--- BEGIN Data entries ---

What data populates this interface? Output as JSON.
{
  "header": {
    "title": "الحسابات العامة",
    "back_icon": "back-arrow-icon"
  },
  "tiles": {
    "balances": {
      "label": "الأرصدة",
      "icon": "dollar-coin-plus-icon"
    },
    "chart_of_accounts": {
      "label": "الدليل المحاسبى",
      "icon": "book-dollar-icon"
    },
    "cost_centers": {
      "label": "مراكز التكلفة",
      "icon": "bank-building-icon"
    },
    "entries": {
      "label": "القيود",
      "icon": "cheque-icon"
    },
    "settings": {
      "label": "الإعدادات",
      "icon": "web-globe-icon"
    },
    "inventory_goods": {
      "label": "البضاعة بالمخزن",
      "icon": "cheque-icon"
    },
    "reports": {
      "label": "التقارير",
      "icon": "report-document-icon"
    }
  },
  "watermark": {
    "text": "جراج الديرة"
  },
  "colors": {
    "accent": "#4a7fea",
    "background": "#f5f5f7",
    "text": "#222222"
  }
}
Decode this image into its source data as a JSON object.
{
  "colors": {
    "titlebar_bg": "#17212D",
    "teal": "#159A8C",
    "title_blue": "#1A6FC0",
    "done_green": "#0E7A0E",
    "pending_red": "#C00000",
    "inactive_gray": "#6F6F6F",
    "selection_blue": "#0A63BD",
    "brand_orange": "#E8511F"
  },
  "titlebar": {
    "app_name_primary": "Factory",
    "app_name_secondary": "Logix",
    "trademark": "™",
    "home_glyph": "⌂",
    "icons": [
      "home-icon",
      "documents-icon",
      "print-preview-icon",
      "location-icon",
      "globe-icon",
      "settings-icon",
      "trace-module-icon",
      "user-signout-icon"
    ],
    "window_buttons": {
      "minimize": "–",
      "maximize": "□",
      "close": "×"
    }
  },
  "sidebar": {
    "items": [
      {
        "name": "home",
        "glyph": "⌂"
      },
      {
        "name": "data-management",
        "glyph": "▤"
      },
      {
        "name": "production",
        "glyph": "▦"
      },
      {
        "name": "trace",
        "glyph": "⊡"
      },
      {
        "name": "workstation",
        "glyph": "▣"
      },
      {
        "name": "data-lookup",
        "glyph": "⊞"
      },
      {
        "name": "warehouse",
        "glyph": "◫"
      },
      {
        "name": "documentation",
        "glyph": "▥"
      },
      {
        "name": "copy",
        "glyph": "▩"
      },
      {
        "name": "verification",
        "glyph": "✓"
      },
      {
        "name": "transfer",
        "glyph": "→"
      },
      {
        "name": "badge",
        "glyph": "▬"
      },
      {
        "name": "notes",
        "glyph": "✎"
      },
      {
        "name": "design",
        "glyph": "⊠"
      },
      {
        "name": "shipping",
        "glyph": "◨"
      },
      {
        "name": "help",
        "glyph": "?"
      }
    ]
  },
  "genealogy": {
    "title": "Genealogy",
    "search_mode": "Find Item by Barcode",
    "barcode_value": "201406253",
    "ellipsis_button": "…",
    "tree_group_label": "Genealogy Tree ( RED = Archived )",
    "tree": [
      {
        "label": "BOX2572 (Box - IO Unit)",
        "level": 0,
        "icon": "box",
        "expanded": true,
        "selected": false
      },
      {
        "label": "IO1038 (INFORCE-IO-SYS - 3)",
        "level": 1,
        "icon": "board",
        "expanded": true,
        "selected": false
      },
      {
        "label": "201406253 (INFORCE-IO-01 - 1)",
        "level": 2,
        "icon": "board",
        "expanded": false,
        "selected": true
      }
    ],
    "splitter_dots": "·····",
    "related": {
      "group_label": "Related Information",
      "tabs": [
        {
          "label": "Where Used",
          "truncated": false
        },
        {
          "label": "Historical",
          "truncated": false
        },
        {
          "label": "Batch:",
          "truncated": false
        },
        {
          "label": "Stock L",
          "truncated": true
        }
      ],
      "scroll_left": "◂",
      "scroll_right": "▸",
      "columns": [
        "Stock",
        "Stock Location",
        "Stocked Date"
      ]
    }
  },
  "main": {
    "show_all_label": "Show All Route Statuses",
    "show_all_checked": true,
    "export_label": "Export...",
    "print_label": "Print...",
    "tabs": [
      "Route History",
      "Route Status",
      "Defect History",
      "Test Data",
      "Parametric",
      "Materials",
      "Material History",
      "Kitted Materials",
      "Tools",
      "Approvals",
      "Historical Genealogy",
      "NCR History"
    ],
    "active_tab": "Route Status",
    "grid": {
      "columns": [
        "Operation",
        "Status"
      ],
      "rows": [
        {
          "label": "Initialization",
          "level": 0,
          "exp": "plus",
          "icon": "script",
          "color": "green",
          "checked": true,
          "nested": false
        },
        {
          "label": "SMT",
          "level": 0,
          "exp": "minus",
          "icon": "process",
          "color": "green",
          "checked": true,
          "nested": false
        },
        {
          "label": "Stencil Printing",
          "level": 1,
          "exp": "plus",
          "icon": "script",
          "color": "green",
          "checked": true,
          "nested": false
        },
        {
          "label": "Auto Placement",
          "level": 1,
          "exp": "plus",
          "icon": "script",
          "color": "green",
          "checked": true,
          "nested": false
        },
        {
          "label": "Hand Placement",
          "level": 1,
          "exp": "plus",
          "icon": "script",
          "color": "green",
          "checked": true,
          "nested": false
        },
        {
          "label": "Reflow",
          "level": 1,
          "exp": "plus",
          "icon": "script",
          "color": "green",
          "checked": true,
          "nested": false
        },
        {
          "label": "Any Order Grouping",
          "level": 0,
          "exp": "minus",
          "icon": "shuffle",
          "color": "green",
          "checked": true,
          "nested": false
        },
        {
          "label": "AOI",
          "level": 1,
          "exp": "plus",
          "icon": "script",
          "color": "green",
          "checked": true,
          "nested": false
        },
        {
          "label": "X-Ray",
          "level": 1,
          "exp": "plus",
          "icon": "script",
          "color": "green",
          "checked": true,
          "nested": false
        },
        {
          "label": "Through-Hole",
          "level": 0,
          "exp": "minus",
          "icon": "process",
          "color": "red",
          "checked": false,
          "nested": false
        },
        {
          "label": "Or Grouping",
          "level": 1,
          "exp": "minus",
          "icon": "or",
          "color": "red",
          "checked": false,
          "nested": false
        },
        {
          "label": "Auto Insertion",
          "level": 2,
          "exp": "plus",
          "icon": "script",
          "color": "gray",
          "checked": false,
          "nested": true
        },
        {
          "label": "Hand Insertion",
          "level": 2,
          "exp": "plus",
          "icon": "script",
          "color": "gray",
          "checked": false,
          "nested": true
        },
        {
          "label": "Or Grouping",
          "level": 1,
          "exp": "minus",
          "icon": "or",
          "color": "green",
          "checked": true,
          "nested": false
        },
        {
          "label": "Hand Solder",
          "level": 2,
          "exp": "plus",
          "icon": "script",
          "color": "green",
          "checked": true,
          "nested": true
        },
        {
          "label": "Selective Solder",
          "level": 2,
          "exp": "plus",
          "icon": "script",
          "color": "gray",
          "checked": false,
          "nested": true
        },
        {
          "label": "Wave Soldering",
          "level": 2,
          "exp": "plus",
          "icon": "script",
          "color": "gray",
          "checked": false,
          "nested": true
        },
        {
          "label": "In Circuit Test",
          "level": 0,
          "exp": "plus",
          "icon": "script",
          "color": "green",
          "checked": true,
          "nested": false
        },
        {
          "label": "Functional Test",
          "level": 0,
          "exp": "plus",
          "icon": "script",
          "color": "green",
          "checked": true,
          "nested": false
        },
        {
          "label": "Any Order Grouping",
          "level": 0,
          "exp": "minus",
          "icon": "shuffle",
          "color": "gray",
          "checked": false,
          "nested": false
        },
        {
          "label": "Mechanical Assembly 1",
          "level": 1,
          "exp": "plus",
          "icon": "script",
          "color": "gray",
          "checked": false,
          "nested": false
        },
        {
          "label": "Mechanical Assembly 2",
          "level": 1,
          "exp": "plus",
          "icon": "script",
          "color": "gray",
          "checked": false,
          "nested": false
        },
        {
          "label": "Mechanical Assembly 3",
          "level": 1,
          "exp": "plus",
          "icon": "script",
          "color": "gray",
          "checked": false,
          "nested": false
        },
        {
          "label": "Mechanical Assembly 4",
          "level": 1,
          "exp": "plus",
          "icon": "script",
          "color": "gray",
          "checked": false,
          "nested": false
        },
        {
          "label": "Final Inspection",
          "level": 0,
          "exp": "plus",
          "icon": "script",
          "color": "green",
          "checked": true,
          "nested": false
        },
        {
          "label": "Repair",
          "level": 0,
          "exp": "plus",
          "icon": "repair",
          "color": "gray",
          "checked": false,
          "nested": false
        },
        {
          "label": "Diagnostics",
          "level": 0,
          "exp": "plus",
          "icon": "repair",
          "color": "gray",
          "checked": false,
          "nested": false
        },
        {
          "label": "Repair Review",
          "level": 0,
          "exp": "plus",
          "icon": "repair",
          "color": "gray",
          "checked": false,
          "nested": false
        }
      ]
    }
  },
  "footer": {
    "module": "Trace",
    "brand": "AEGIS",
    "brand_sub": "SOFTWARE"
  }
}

--- END Data entries ---

> _Exercise details_
Select every line of the material above holding the word "Placement" and copy it.

> _Answer for this exercise_
          "label": "Auto Placement",
          "label": "Hand Placement",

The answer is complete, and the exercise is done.